_GIVEN TASK:_ Copy the entries below exactly. Images do not belong in the copy.

_INFORMATION SHOWN:_
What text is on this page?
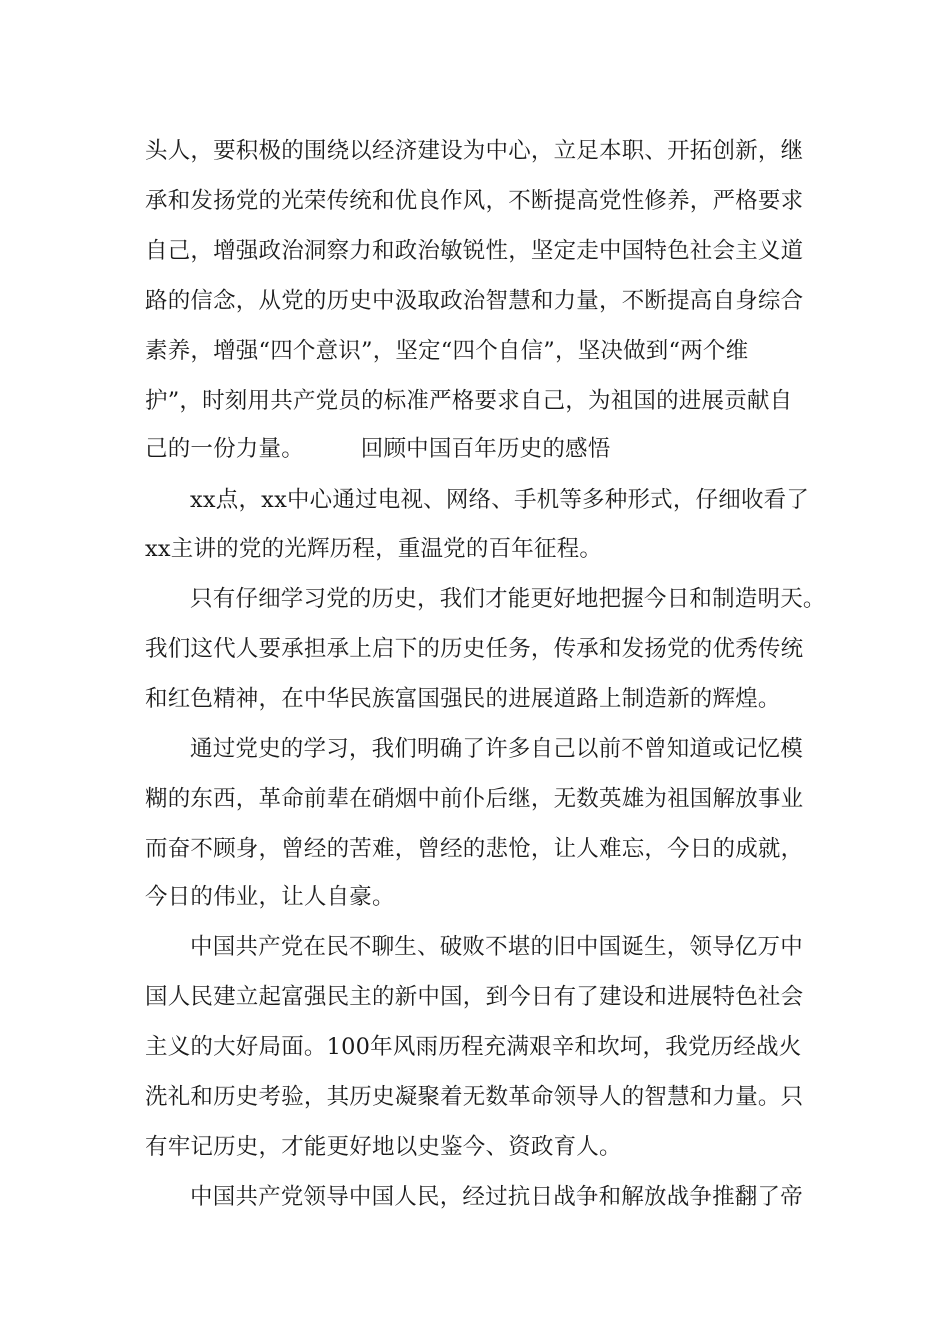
头人，要积极的围绕以经济建设为中心，立足本职、开拓创新，继
承和发扬党的光荣传统和优良作风，不断提高党性修养，严格要求
自己，增强政治洞察力和政治敏锐性，坚定走中国特色社会主义道
路的信念，从党的历史中汲取政治智慧和力量，不断提高自身综合
素养，增强“四个意识”，坚定“四个自信”，坚决做到“两个维
护”，时刻用共产党员的标准严格要求自己，为祖国的进展贡献自
己的一份力量。　　　回顾中国百年历史的感悟
xx点，xx中心通过电视、网络、手机等多种形式，仔细收看了
xx主讲的党的光辉历程，重温党的百年征程。
只有仔细学习党的历史，我们才能更好地把握今日和制造明天。
我们这代人要承担承上启下的历史任务，传承和发扬党的优秀传统
和红色精神，在中华民族富国强民的进展道路上制造新的辉煌。
通过党史的学习，我们明确了许多自己以前不曾知道或记忆模
糊的东西，革命前辈在硝烟中前仆后继，无数英雄为祖国解放事业
而奋不顾身，曾经的苦难，曾经的悲怆，让人难忘，今日的成就，
今日的伟业，让人自豪。
中国共产党在民不聊生、破败不堪的旧中国诞生，领导亿万中
国人民建立起富强民主的新中国，到今日有了建设和进展特色社会
主义的大好局面。100年风雨历程充满艰辛和坎坷，我党历经战火
洗礼和历史考验，其历史凝聚着无数革命领导人的智慧和力量。只
有牢记历史，才能更好地以史鉴今、资政育人。
中国共产党领导中国人民，经过抗日战争和解放战争推翻了帝
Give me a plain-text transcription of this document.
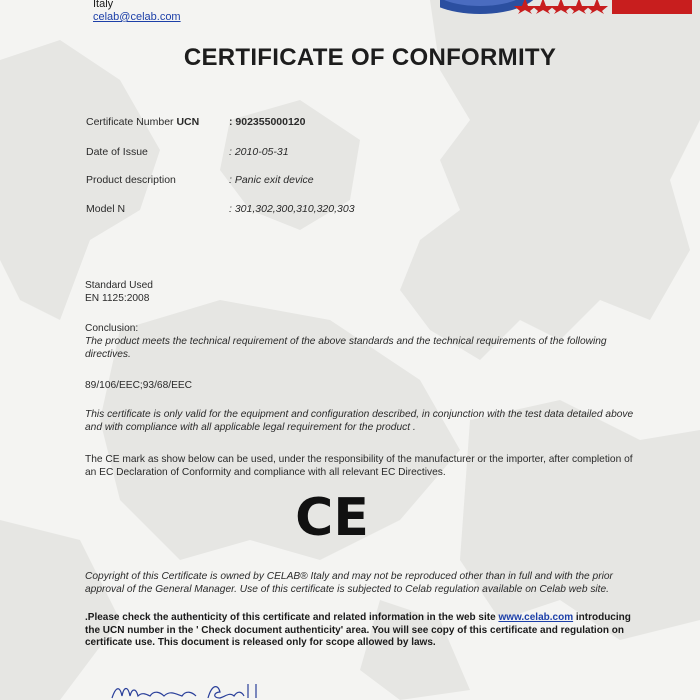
Italy
celab@celab.com
CERTIFICATE OF CONFORMITY
Certificate Number UCN	: 902355000120
Date of Issue	: 2010-05-31
Product description	: Panic exit device
Model N	: 301,302,300,310,320,303
Standard Used
EN 1125:2008
Conclusion:
The product meets the technical requirement of the above standards and the technical requirements of the following directives.
89/106/EEC;93/68/EEC
This certificate is only valid for the equipment and configuration described, in conjunction with the test data detailed above and with compliance with all applicable legal requirement for the product .
The CE mark as show below can be used, under the responsibility of the manufacturer or the importer, after completion of an EC Declaration of Conformity and compliance with all relevant EC Directives.
CE
Copyright of this Certificate is owned by CELAB® Italy and may not be reproduced other than in full and with the prior approval of the General Manager. Use of this certificate is subjected to Celab regulation available on Celab web site.
.Please check the authenticity of this certificate and related information in the web site www.celab.com introducing the UCN number in the ' Check document authenticity' area. You will see copy of this certificate and regulation on certificate use. This document is released only for scope allowed by laws.
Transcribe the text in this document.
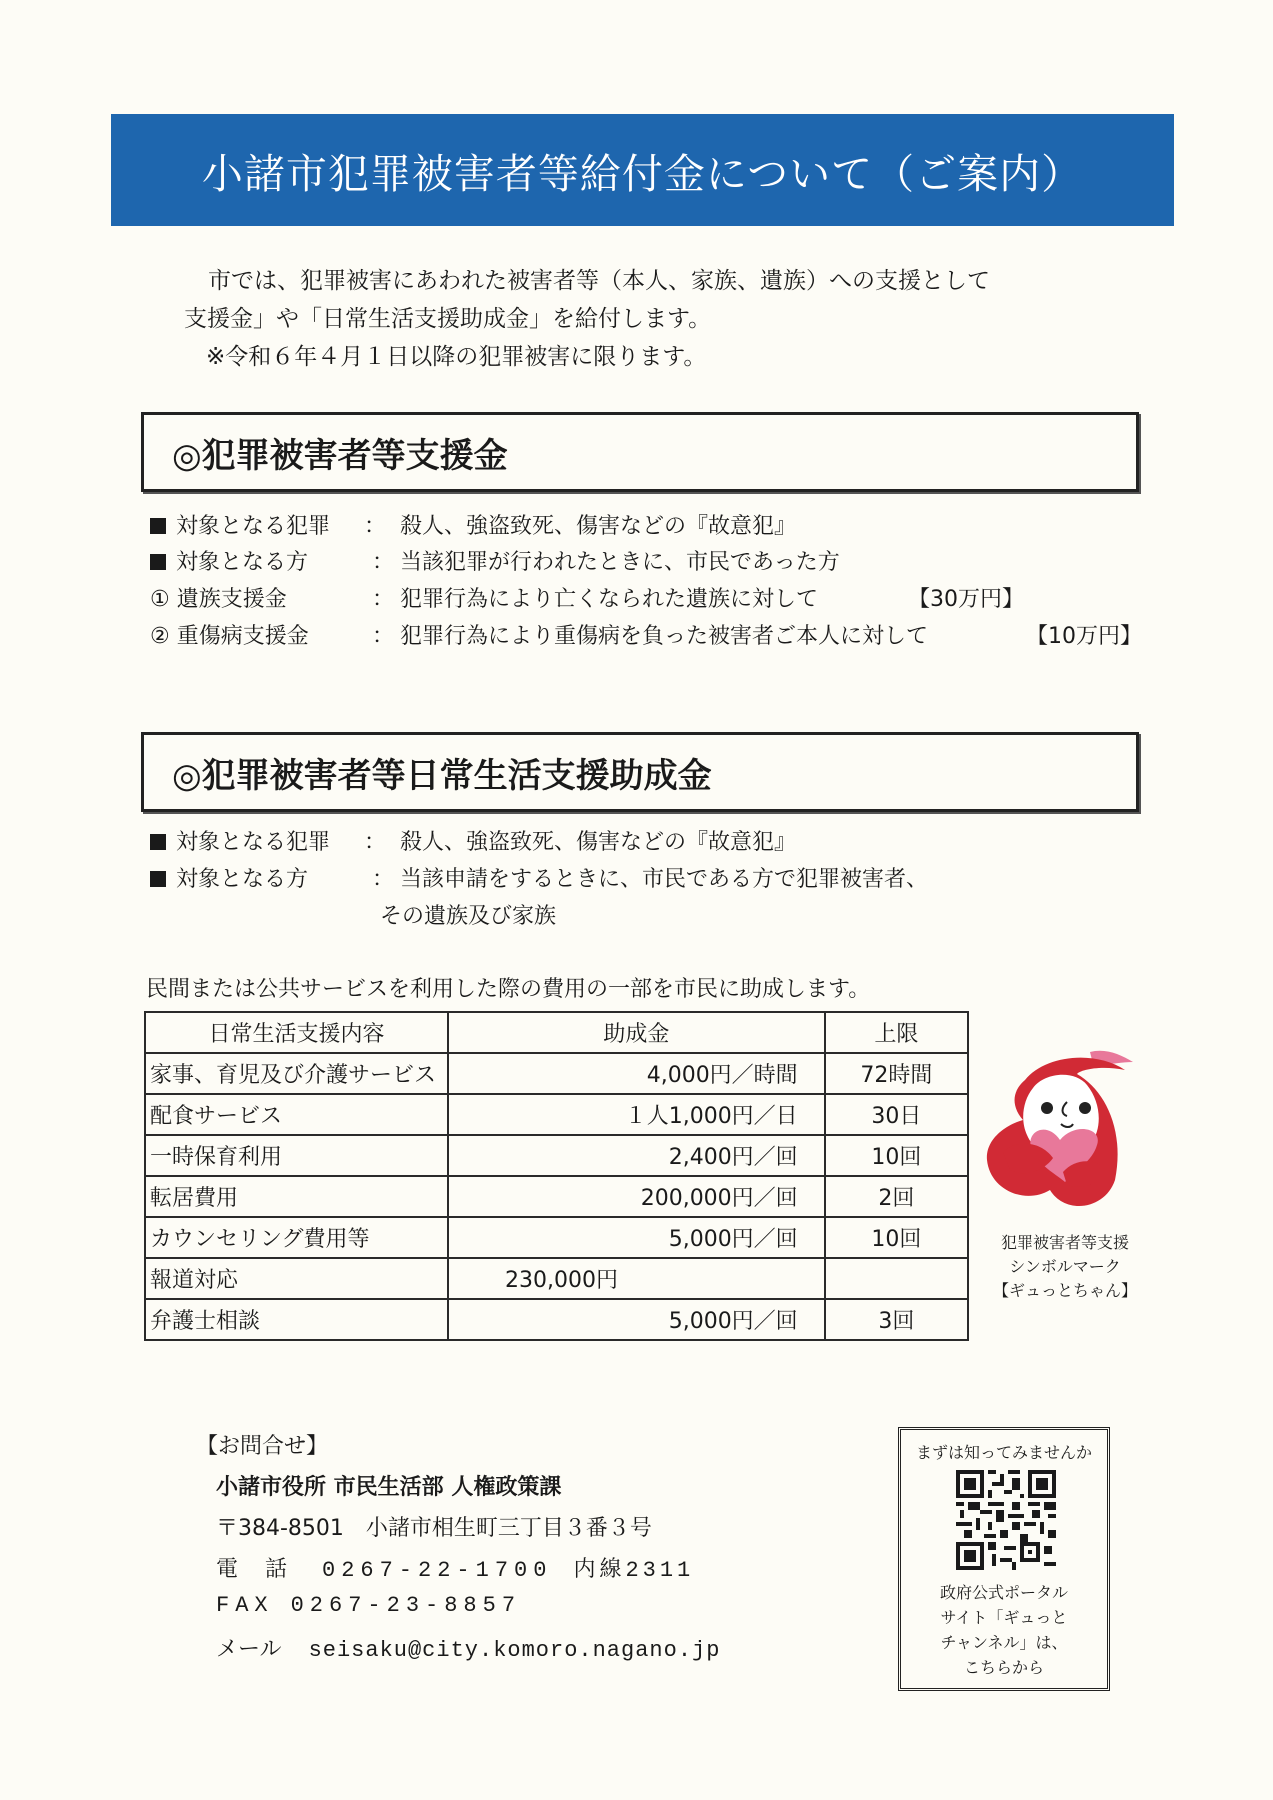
小諸市犯罪被害者等給付金について（ご案内）
市では、犯罪被害にあわれた被害者等（本人、家族、遺族）への支援として
支援金」や「日常生活支援助成金」を給付します。
※令和６年４月１日以降の犯罪被害に限ります。
◎犯罪被害者等支援金
対象となる犯罪 ： 殺人、強盗致死、傷害などの『故意犯』
対象となる方	： 当該犯罪が行われたときに、市民であった方
① 遺族支援金	： 犯罪行為により亡くなられた遺族に対して	【30万円】
② 重傷病支援金	： 犯罪行為により重傷病を負った被害者ご本人に対して	【10万円】
◎犯罪被害者等日常生活支援助成金
対象となる犯罪 ： 殺人、強盗致死、傷害などの『故意犯』
対象となる方	： 当該申請をするときに、市民である方で犯罪被害者、
その遺族及び家族
民間または公共サービスを利用した際の費用の一部を市民に助成します。
日常生活支援内容	助成金	上限
家事、育児及び介護サービス	4,000円／時間	72時間
配食サービス	１人1,000円／日	30日
一時保育利用	2,400円／回	10回
転居費用	200,000円／回	2回
カウンセリング費用等	5,000円／回	10回
報道対応	230,000円	
弁護士相談	5,000円／回	3回
犯罪被害者等支援
シンボルマーク
【ギュっとちゃん】
【お問合せ】
小諸市役所 市民生活部 人権政策課
〒384-8501　小諸市相生町三丁目３番３号
電 話 0267-22-1700 内線2311
FAX 0267-23-8857
メール seisaku@city.komoro.nagano.jp
まずは知ってみませんか
政府公式ポータル
サイト「ギュっと
チャンネル」は、
こちらから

_FINISHED TASK:_
What text is on this page?
头人，要积极的围绕以经济建设为中心，立足本职、开拓创新，继
承和发扬党的光荣传统和优良作风，不断提高党性修养，严格要求
自己，增强政治洞察力和政治敏锐性，坚定走中国特色社会主义道
路的信念，从党的历史中汲取政治智慧和力量，不断提高自身综合
素养，增强“四个意识”，坚定“四个自信”，坚决做到“两个维
护”，时刻用共产党员的标准严格要求自己，为祖国的进展贡献自
己的一份力量。　　　回顾中国百年历史的感悟
xx点，xx中心通过电视、网络、手机等多种形式，仔细收看了
xx主讲的党的光辉历程，重温党的百年征程。
只有仔细学习党的历史，我们才能更好地把握今日和制造明天。
我们这代人要承担承上启下的历史任务，传承和发扬党的优秀传统
和红色精神，在中华民族富国强民的进展道路上制造新的辉煌。
通过党史的学习，我们明确了许多自己以前不曾知道或记忆模
糊的东西，革命前辈在硝烟中前仆后继，无数英雄为祖国解放事业
而奋不顾身，曾经的苦难，曾经的悲怆，让人难忘，今日的成就，
今日的伟业，让人自豪。
中国共产党在民不聊生、破败不堪的旧中国诞生，领导亿万中
国人民建立起富强民主的新中国，到今日有了建设和进展特色社会
主义的大好局面。100年风雨历程充满艰辛和坎坷，我党历经战火
洗礼和历史考验，其历史凝聚着无数革命领导人的智慧和力量。只
有牢记历史，才能更好地以史鉴今、资政育人。
中国共产党领导中国人民，经过抗日战争和解放战争推翻了帝
Give me a plain-text transcription of this document.
Italy
celab@celab.com
CERTIFICATE OF CONFORMITY
Certificate Number UCN	: 902355000120
Date of Issue	: 2010-05-31
Product description	: Panic exit device
Model N	: 301,302,300,310,320,303
Standard Used
EN 1125:2008
Conclusion:
The product meets the technical requirement of the above standards and the technical requirements of the following directives.
89/106/EEC;93/68/EEC
This certificate is only valid for the equipment and configuration described, in conjunction with the test data detailed above and with compliance with all applicable legal requirement for the product .
The CE mark as show below can be used, under the responsibility of the manufacturer or the importer, after completion of an EC Declaration of Conformity and compliance with all relevant EC Directives.
CE
Copyright of this Certificate is owned by CELAB® Italy and may not be reproduced other than in full and with the prior approval of the General Manager. Use of this certificate is subjected to Celab regulation available on Celab web site.
.Please check the authenticity of this certificate and related information in the web site www.celab.com introducing the UCN number in the ' Check document authenticity' area. You will see copy of this certificate and regulation on certificate use. This document is released only for scope allowed by laws.
Transcribe the text in this document.
小諸市犯罪被害者等給付金について（ご案内）
市では、犯罪被害にあわれた被害者等（本人、家族、遺族）への支援として
支援金」や「日常生活支援助成金」を給付します。
※令和６年４月１日以降の犯罪被害に限ります。
◎犯罪被害者等支援金
対象となる犯罪 ： 殺人、強盗致死、傷害などの『故意犯』
対象となる方	： 当該犯罪が行われたときに、市民であった方
① 遺族支援金	： 犯罪行為により亡くなられた遺族に対して	【30万円】
② 重傷病支援金	： 犯罪行為により重傷病を負った被害者ご本人に対して	【10万円】
◎犯罪被害者等日常生活支援助成金
対象となる犯罪 ： 殺人、強盗致死、傷害などの『故意犯』
対象となる方	： 当該申請をするときに、市民である方で犯罪被害者、
その遺族及び家族
民間または公共サービスを利用した際の費用の一部を市民に助成します。
日常生活支援内容	助成金	上限
家事、育児及び介護サービス	4,000円／時間	72時間
配食サービス	１人1,000円／日	30日
一時保育利用	2,400円／回	10回
転居費用	200,000円／回	2回
カウンセリング費用等	5,000円／回	10回
報道対応	230,000円	
弁護士相談	5,000円／回	3回
犯罪被害者等支援
シンボルマーク
【ギュっとちゃん】
【お問合せ】
小諸市役所 市民生活部 人権政策課
〒384-8501　小諸市相生町三丁目３番３号
電 話 0267-22-1700 内線2311
FAX 0267-23-8857
メール seisaku@city.komoro.nagano.jp
まずは知ってみませんか
政府公式ポータル
サイト「ギュっと
チャンネル」は、
こちらから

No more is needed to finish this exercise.